WRITTEN EXERCISE: Keep only those lines of the records that include the string "this".

Stored records:
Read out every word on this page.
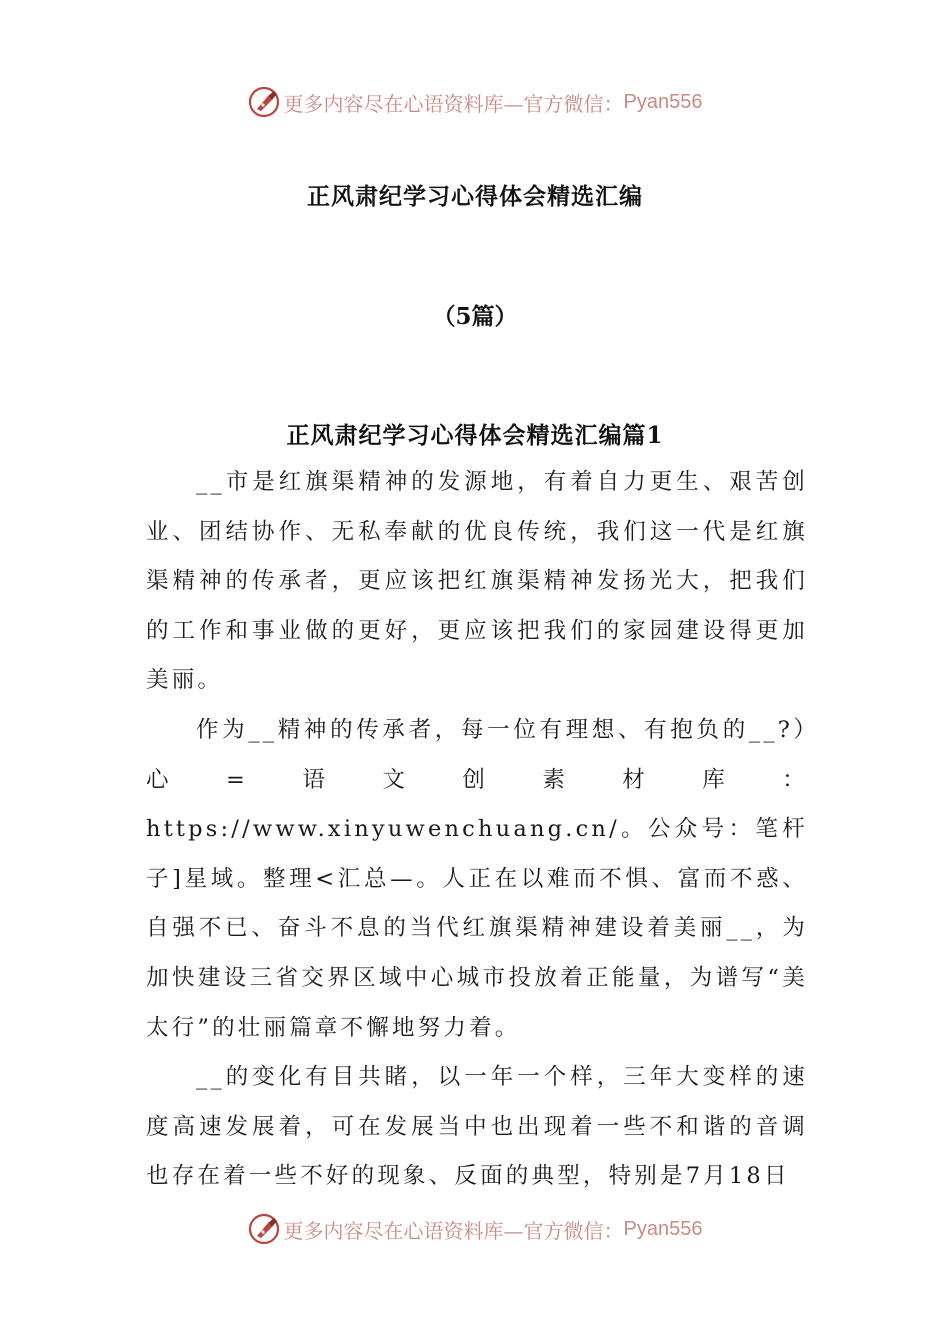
更多内容尽在心语资料库—官方微信： Pyan556
正风肃纪学习心得体会精选汇编
（5篇）
正风肃纪学习心得体会精选汇编篇1

__市是红旗渠精神的发源地，有着自力更生、艰苦创业、团结协作、无私奉献的优良传统，我们这一代是红旗渠精神的传承者，更应该把红旗渠精神发扬光大，把我们的工作和事业做的更好，更应该把我们的家园建设得更加美丽。

作为__精神的传承者，每一位有理想、有抱负的__?）心=语文创素材库：https://www.xinyuwenchuang.cn/。公众号：笔杆子]星域。整理<汇总—。人正在以难而不惧、富而不惑、自强不已、奋斗不息的当代红旗渠精神建设着美丽__，为加快建设三省交界区域中心城市投放着正能量，为谱写“美太行”的壮丽篇章不懈地努力着。

__的变化有目共睹，以一年一个样，三年大变样的速度高速发展着，可在发展当中也出现着一些不和谐的音调也存在着一些不好的现象、反面的典型，特别是7月18日

更多内容尽在心语资料库—官方微信： Pyan556
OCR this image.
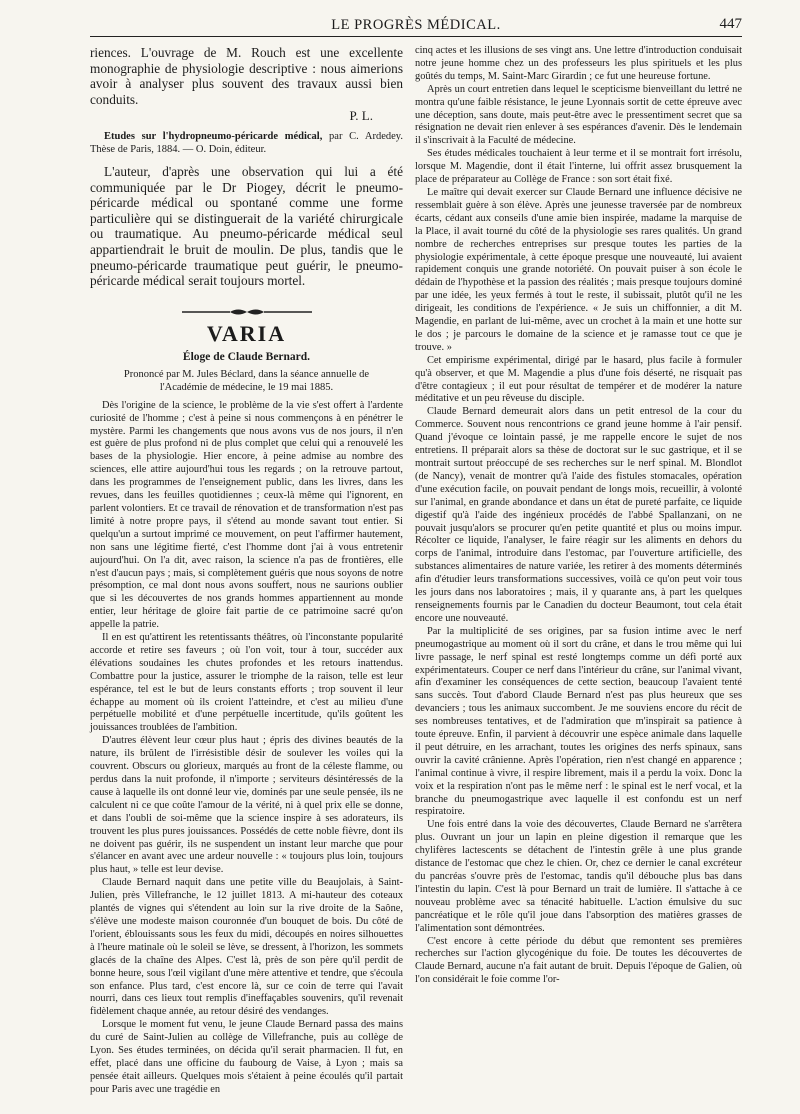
LE PROGRÈS MÉDICAL.	447

riences. L'ouvrage de M. Rouch est une excellente monographie de physiologie descriptive : nous aimerions avoir à analyser plus souvent des travaux aussi bien conduits.

P. L.

Etudes sur l'hydropneumo-péricarde médical, par C. Ardedey. Thèse de Paris, 1884. — O. Doin, éditeur.

L'auteur, d'après une observation qui lui a été communiquée par le Dr Piogey, décrit le pneumo-péricarde médical ou spontané comme une forme particulière qui se distinguerait de la variété chirurgicale ou traumatique. Au pneumo-péricarde médical seul appartiendrait le bruit de moulin. De plus, tandis que le pneumo-péricarde traumatique peut guérir, le pneumo-péricarde médical serait toujours mortel.

VARIA
Éloge de Claude Bernard.

Prononcé par M. Jules Béclard, dans la séance annuelle de l'Académie de médecine, le 19 mai 1885.

Dès l'origine de la science, le problème de la vie s'est offert à l'ardente curiosité de l'homme ; c'est à peine si nous commençons à en pénétrer le mystère. Parmi les changements que nous avons vus de nos jours, il n'en est guère de plus profond ni de plus complet que celui qui a renouvelé les bases de la physiologie. Hier encore, à peine admise au nombre des sciences, elle attire aujourd'hui tous les regards ; on la retrouve partout, dans les programmes de l'enseignement public, dans les livres, dans les revues, dans les feuilles quotidiennes ; ceux-là même qui l'ignorent, en parlent volontiers. Et ce travail de rénovation et de transformation n'est pas limité à notre propre pays, il s'étend au monde savant tout entier. Si quelqu'un a surtout imprimé ce mouvement, on peut l'affirmer hautement, non sans une légitime fierté, c'est l'homme dont j'ai à vous entretenir aujourd'hui. On l'a dit, avec raison, la science n'a pas de frontières, elle n'est d'aucun pays ; mais, si complètement guéris que nous soyons de notre présomption, ce mal dont nous avons souffert, nous ne saurions oublier que si les découvertes de nos grands hommes appartiennent au monde entier, leur héritage de gloire fait partie de ce patrimoine sacré qu'on appelle la patrie.

Il en est qu'attirent les retentissants théâtres, où l'inconstante popularité accorde et retire ses faveurs ; où l'on voit, tour à tour, succéder aux élévations soudaines les chutes profondes et les retours inattendus. Combattre pour la justice, assurer le triomphe de la raison, telle est leur espérance, tel est le but de leurs constants efforts ; trop souvent il leur échappe au moment où ils croient l'atteindre, et c'est au milieu d'une perpétuelle mobilité et d'une perpétuelle incertitude, qu'ils goûtent les jouissances troublées de l'ambition.

D'autres élèvent leur cœur plus haut ; épris des divines beautés de la nature, ils brûlent de l'irrésistible désir de soulever les voiles qui la couvrent. Obscurs ou glorieux, marqués au front de la céleste flamme, ou perdus dans la nuit profonde, il n'importe ; serviteurs désintéressés de la cause à laquelle ils ont donné leur vie, dominés par une seule pensée, ils ne calculent ni ce que coûte l'amour de la vérité, ni à quel prix elle se donne, et dans l'oubli de soi-même que la science inspire à ses adorateurs, ils trouvent les plus pures jouissances. Possédés de cette noble fièvre, dont ils ne doivent pas guérir, ils ne suspendent un instant leur marche que pour s'élancer en avant avec une ardeur nouvelle : « toujours plus loin, toujours plus haut, » telle est leur devise.

Claude Bernard naquit dans une petite ville du Beaujolais, à Saint-Julien, près Villefranche, le 12 juillet 1813. A mi-hauteur des coteaux plantés de vignes qui s'étendent au loin sur la rive droite de la Saône, s'élève une modeste maison couronnée d'un bouquet de bois. Du côté de l'orient, éblouissants sous les feux du midi, découpés en noires silhouettes à l'heure matinale où le soleil se lève, se dressent, à l'horizon, les sommets glacés de la chaîne des Alpes. C'est là, près de son père qu'il perdit de bonne heure, sous l'œil vigilant d'une mère attentive et tendre, que s'écoula son enfance. Plus tard, c'est encore là, sur ce coin de terre qui l'avait nourri, dans ces lieux tout remplis d'ineffaçables souvenirs, qu'il revenait fidèlement chaque année, au retour désiré des vendanges.

Lorsque le moment fut venu, le jeune Claude Bernard passa des mains du curé de Saint-Julien au collège de Villefranche, puis au collège de Lyon. Ses études terminées, on décida qu'il serait pharmacien. Il fut, en effet, placé dans une officine du faubourg de Vaise, à Lyon ; mais sa pensée était ailleurs. Quelques mois s'étaient à peine écoulés qu'il partait pour Paris avec une tragédie en

cinq actes et les illusions de ses vingt ans. Une lettre d'introduction conduisait notre jeune homme chez un des professeurs les plus spirituels et les plus goûtés du temps, M. Saint-Marc Girardin ; ce fut une heureuse fortune.

Après un court entretien dans lequel le scepticisme bienveillant du lettré ne montra qu'une faible résistance, le jeune Lyonnais sortit de cette épreuve avec une déception, sans doute, mais peut-être avec le pressentiment secret que sa résignation ne devait rien enlever à ses espérances d'avenir. Dès le lendemain il s'inscrivait à la Faculté de médecine.

Ses études médicales touchaient à leur terme et il se montrait fort irrésolu, lorsque M. Magendie, dont il était l'interne, lui offrit assez brusquement la place de préparateur au Collège de France : son sort était fixé.

Le maître qui devait exercer sur Claude Bernard une influence décisive ne ressemblait guère à son élève. Après une jeunesse traversée par de nombreux écarts, cédant aux conseils d'une amie bien inspirée, madame la marquise de la Place, il avait tourné du côté de la physiologie ses rares qualités. Un grand nombre de recherches entreprises sur presque toutes les parties de la physiologie expérimentale, à cette époque presque une nouveauté, lui avaient rapidement conquis une grande notoriété. On pouvait puiser à son école le dédain de l'hypothèse et la passion des réalités ; mais presque toujours dominé par une idée, les yeux fermés à tout le reste, il subissait, plutôt qu'il ne les dirigeait, les conditions de l'expérience. « Je suis un chiffonnier, a dit M. Magendie, en parlant de lui-même, avec un crochet à la main et une hotte sur le dos ; je parcours le domaine de la science et je ramasse tout ce que je trouve. »

Cet empirisme expérimental, dirigé par le hasard, plus facile à formuler qu'à observer, et que M. Magendie a plus d'une fois déserté, ne risquait pas d'être contagieux ; il eut pour résultat de tempérer et de modérer la nature méditative et un peu rêveuse du disciple.

Claude Bernard demeurait alors dans un petit entresol de la cour du Commerce. Souvent nous rencontrions ce grand jeune homme à l'air pensif. Quand j'évoque ce lointain passé, je me rappelle encore le sujet de nos entretiens. Il préparait alors sa thèse de doctorat sur le suc gastrique, et il se montrait surtout préoccupé de ses recherches sur le nerf spinal. M. Blondlot (de Nancy), venait de montrer qu'à l'aide des fistules stomacales, opération d'une exécution facile, on pouvait pendant de longs mois, recueillir, à volonté sur l'animal, en grande abondance et dans un état de pureté parfaite, ce liquide digestif qu'à l'aide des ingénieux procédés de l'abbé Spallanzani, on ne pouvait jusqu'alors se procurer qu'en petite quantité et plus ou moins impur. Récolter ce liquide, l'analyser, le faire réagir sur les aliments en dehors du corps de l'animal, introduire dans l'estomac, par l'ouverture artificielle, des substances alimentaires de nature variée, les retirer à des moments déterminés afin d'étudier leurs transformations successives, voilà ce qu'on peut voir tous les jours dans nos laboratoires ; mais, il y quarante ans, à part les quelques renseignements fournis par le Canadien du docteur Beaumont, tout cela était encore une nouveauté.

Par la multiplicité de ses origines, par sa fusion intime avec le nerf pneumogastrique au moment où il sort du crâne, et dans le trou même qui lui livre passage, le nerf spinal est resté longtemps comme un défi porté aux expérimentateurs. Couper ce nerf dans l'intérieur du crâne, sur l'animal vivant, afin d'examiner les conséquences de cette section, beaucoup l'avaient tenté sans succès. Tout d'abord Claude Bernard n'est pas plus heureux que ses devanciers ; tous les animaux succombent. Je me souviens encore du récit de ses nombreuses tentatives, et de l'admiration que m'inspirait sa patience à toute épreuve. Enfin, il parvient à découvrir une espèce animale dans laquelle il peut détruire, en les arrachant, toutes les origines des nerfs spinaux, sans ouvrir la cavité crânienne. Après l'opération, rien n'est changé en apparence ; l'animal continue à vivre, il respire librement, mais il a perdu la voix. Donc la voix et la respiration n'ont pas le même nerf : le spinal est le nerf vocal, et la branche du pneumogastrique avec laquelle il est confondu est un nerf respiratoire.

Une fois entré dans la voie des découvertes, Claude Bernard ne s'arrêtera plus. Ouvrant un jour un lapin en pleine digestion il remarque que les chylifères lactescents se détachent de l'intestin grêle à une plus grande distance de l'estomac que chez le chien. Or, chez ce dernier le canal excréteur du pancréas s'ouvre près de l'estomac, tandis qu'il débouche plus bas dans l'intestin du lapin. C'est là pour Bernard un trait de lumière. Il s'attache à ce nouveau problème avec sa ténacité habituelle. L'action émulsive du suc pancréatique et le rôle qu'il joue dans l'absorption des matières grasses de l'alimentation sont démontrées.

C'est encore à cette période du début que remontent ses premières recherches sur l'action glycogénique du foie. De toutes les découvertes de Claude Bernard, aucune n'a fait autant de bruit. Depuis l'époque de Galien, où l'on considérait le foie comme l'or-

WRITTEN RESPONSE:
Read out every word on this page.
OCR this image.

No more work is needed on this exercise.